*REQUIREMENT*. Extract all lines in the data that contain the word "Hard".

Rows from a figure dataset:
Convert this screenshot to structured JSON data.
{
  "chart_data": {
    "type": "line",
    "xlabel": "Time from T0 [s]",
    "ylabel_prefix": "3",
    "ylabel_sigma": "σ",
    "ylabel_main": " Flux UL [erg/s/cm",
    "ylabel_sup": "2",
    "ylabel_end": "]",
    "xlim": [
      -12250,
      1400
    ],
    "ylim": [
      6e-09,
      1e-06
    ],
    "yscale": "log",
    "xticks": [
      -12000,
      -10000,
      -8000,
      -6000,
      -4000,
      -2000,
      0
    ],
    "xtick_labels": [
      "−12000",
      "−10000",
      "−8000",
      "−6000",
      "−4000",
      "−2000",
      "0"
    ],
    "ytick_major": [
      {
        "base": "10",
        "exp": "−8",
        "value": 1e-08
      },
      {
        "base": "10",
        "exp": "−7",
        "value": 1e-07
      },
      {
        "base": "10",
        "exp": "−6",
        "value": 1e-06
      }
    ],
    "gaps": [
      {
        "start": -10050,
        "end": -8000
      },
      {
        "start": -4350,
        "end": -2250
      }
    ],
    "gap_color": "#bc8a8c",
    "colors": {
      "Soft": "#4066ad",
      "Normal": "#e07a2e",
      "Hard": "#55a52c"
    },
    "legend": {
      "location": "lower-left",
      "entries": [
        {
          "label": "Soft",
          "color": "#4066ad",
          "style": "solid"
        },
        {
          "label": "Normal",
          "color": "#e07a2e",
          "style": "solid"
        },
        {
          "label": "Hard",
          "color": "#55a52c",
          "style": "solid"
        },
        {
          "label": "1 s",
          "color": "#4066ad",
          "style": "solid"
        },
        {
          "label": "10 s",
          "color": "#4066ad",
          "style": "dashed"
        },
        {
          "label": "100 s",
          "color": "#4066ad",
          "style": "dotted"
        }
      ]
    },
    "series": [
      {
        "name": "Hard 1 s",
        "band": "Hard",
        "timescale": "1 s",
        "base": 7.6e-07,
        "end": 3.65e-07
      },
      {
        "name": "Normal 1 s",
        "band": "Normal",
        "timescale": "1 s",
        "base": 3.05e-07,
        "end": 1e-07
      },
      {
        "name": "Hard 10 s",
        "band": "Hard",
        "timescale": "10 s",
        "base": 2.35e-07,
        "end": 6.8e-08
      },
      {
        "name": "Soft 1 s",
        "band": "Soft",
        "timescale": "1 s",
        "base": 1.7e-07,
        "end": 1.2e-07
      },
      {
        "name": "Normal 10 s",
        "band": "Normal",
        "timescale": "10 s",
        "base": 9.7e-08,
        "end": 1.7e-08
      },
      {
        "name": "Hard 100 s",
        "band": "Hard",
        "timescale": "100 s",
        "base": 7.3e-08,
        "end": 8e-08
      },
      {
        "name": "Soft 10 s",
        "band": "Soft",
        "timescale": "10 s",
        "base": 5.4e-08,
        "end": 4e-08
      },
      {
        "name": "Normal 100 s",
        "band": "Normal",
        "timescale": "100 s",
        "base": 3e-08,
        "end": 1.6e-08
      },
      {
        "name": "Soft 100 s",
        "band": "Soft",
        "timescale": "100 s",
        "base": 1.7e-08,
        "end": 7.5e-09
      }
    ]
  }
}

*FULL ANSWER*.
      "Hard": "#55a52c"
          "label": "Hard",
        "name": "Hard 1 s",
        "band": "Hard",
        "name": "Hard 10 s",
        "band": "Hard",
        "name": "Hard 100 s",
        "band": "Hard",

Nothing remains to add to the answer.